Work to be completed: Repeat each record exactly. Any picture gets left out.

┌──

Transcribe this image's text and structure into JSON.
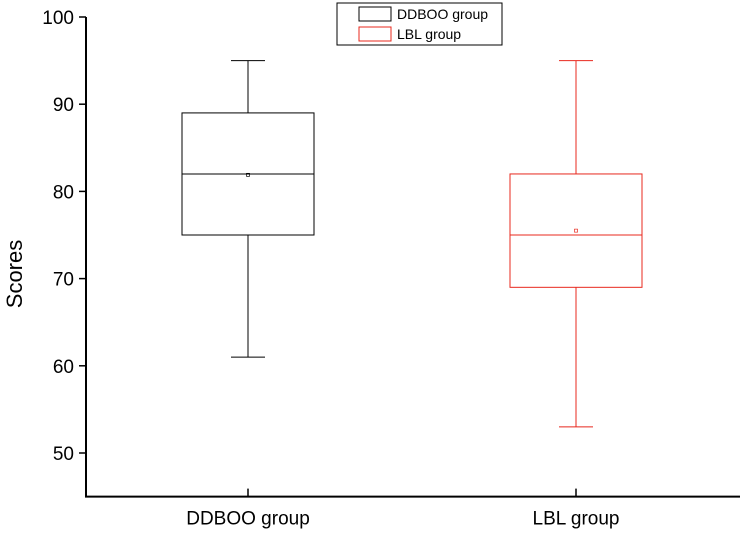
{
  "chart_data": {
    "type": "box",
    "title": "",
    "xlabel": "",
    "ylabel": "Scores",
    "ylim": [
      45,
      100
    ],
    "yticks": [
      50,
      60,
      70,
      80,
      90,
      100
    ],
    "categories": [
      "DDBOO group",
      "LBL group"
    ],
    "series": [
      {
        "name": "DDBOO group",
        "color": "#000000",
        "min": 61,
        "q1": 75,
        "median": 82,
        "q3": 89,
        "max": 95,
        "mean": 81.9
      },
      {
        "name": "LBL group",
        "color": "#e8281e",
        "min": 53,
        "q1": 69,
        "median": 75,
        "q3": 82,
        "max": 95,
        "mean": 75.5
      }
    ],
    "legend": {
      "placement": "top-center",
      "entries": [
        "DDBOO group",
        "LBL group"
      ]
    },
    "grid": false
  }
}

└──

Response to this exercise:
Transcribe this image's text and structure into JSON.
{
  "chart_data": {
    "type": "box",
    "title": "",
    "xlabel": "",
    "ylabel": "Scores",
    "ylim": [
      45,
      100
    ],
    "yticks": [
      50,
      60,
      70,
      80,
      90,
      100
    ],
    "categories": [
      "DDBOO group",
      "LBL group"
    ],
    "series": [
      {
        "name": "DDBOO group",
        "color": "#000000",
        "min": 61,
        "q1": 75,
        "median": 82,
        "q3": 89,
        "max": 95,
        "mean": 81.9
      },
      {
        "name": "LBL group",
        "color": "#e8281e",
        "min": 53,
        "q1": 69,
        "median": 75,
        "q3": 82,
        "max": 95,
        "mean": 75.5
      }
    ],
    "legend": {
      "placement": "top-center",
      "entries": [
        "DDBOO group",
        "LBL group"
      ]
    },
    "grid": false
  }
}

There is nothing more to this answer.